▸ DIRECTION
Using the data below, repeat all of it precisely.

▸ DATA LISTING
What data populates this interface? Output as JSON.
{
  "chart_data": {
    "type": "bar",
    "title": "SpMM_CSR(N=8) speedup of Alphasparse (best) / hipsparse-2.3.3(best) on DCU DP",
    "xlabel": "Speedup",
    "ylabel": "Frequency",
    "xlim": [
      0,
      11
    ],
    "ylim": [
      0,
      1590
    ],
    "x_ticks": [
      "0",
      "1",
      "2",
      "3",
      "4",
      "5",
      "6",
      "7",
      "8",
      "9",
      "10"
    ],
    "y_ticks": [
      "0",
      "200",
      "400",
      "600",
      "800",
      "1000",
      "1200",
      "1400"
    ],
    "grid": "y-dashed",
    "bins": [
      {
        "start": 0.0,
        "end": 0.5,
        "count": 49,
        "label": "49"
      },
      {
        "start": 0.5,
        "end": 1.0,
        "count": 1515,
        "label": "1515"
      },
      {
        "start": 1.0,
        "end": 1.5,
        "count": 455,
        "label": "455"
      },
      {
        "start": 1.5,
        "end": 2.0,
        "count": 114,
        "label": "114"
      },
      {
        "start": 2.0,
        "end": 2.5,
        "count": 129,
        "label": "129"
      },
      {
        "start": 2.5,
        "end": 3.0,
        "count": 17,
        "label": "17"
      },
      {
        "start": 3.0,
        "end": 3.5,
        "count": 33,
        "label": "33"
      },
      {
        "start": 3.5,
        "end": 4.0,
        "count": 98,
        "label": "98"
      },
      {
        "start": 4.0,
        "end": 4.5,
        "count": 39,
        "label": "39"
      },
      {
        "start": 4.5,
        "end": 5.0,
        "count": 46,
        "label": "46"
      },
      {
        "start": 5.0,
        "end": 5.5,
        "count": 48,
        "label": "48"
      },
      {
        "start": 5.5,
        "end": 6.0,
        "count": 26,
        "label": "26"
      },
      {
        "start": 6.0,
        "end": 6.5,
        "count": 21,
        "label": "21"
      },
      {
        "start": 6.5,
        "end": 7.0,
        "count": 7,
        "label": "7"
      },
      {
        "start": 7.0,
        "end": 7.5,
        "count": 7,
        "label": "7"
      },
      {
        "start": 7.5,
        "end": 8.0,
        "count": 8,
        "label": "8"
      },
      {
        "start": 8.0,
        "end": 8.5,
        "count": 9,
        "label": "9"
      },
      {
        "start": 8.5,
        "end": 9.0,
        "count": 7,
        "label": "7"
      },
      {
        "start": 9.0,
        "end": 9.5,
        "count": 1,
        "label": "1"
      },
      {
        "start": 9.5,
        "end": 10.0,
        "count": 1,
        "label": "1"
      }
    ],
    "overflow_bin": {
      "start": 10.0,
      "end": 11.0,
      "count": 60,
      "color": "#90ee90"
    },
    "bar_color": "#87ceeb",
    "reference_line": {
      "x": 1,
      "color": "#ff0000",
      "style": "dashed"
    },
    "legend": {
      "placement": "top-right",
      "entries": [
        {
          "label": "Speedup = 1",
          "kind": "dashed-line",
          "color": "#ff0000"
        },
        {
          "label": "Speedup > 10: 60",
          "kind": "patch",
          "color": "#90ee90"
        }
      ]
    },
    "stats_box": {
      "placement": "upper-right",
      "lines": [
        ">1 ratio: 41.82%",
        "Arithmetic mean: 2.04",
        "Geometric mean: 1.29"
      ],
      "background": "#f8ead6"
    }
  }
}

▸ EXERCISE ANSWER
What data populates this interface? Output as JSON.
{
  "chart_data": {
    "type": "bar",
    "title": "SpMM_CSR(N=8) speedup of Alphasparse (best) / hipsparse-2.3.3(best) on DCU DP",
    "xlabel": "Speedup",
    "ylabel": "Frequency",
    "xlim": [
      0,
      11
    ],
    "ylim": [
      0,
      1590
    ],
    "x_ticks": [
      "0",
      "1",
      "2",
      "3",
      "4",
      "5",
      "6",
      "7",
      "8",
      "9",
      "10"
    ],
    "y_ticks": [
      "0",
      "200",
      "400",
      "600",
      "800",
      "1000",
      "1200",
      "1400"
    ],
    "grid": "y-dashed",
    "bins": [
      {
        "start": 0.0,
        "end": 0.5,
        "count": 49,
        "label": "49"
      },
      {
        "start": 0.5,
        "end": 1.0,
        "count": 1515,
        "label": "1515"
      },
      {
        "start": 1.0,
        "end": 1.5,
        "count": 455,
        "label": "455"
      },
      {
        "start": 1.5,
        "end": 2.0,
        "count": 114,
        "label": "114"
      },
      {
        "start": 2.0,
        "end": 2.5,
        "count": 129,
        "label": "129"
      },
      {
        "start": 2.5,
        "end": 3.0,
        "count": 17,
        "label": "17"
      },
      {
        "start": 3.0,
        "end": 3.5,
        "count": 33,
        "label": "33"
      },
      {
        "start": 3.5,
        "end": 4.0,
        "count": 98,
        "label": "98"
      },
      {
        "start": 4.0,
        "end": 4.5,
        "count": 39,
        "label": "39"
      },
      {
        "start": 4.5,
        "end": 5.0,
        "count": 46,
        "label": "46"
      },
      {
        "start": 5.0,
        "end": 5.5,
        "count": 48,
        "label": "48"
      },
      {
        "start": 5.5,
        "end": 6.0,
        "count": 26,
        "label": "26"
      },
      {
        "start": 6.0,
        "end": 6.5,
        "count": 21,
        "label": "21"
      },
      {
        "start": 6.5,
        "end": 7.0,
        "count": 7,
        "label": "7"
      },
      {
        "start": 7.0,
        "end": 7.5,
        "count": 7,
        "label": "7"
      },
      {
        "start": 7.5,
        "end": 8.0,
        "count": 8,
        "label": "8"
      },
      {
        "start": 8.0,
        "end": 8.5,
        "count": 9,
        "label": "9"
      },
      {
        "start": 8.5,
        "end": 9.0,
        "count": 7,
        "label": "7"
      },
      {
        "start": 9.0,
        "end": 9.5,
        "count": 1,
        "label": "1"
      },
      {
        "start": 9.5,
        "end": 10.0,
        "count": 1,
        "label": "1"
      }
    ],
    "overflow_bin": {
      "start": 10.0,
      "end": 11.0,
      "count": 60,
      "color": "#90ee90"
    },
    "bar_color": "#87ceeb",
    "reference_line": {
      "x": 1,
      "color": "#ff0000",
      "style": "dashed"
    },
    "legend": {
      "placement": "top-right",
      "entries": [
        {
          "label": "Speedup = 1",
          "kind": "dashed-line",
          "color": "#ff0000"
        },
        {
          "label": "Speedup > 10: 60",
          "kind": "patch",
          "color": "#90ee90"
        }
      ]
    },
    "stats_box": {
      "placement": "upper-right",
      "lines": [
        ">1 ratio: 41.82%",
        "Arithmetic mean: 2.04",
        "Geometric mean: 1.29"
      ],
      "background": "#f8ead6"
    }
  }
}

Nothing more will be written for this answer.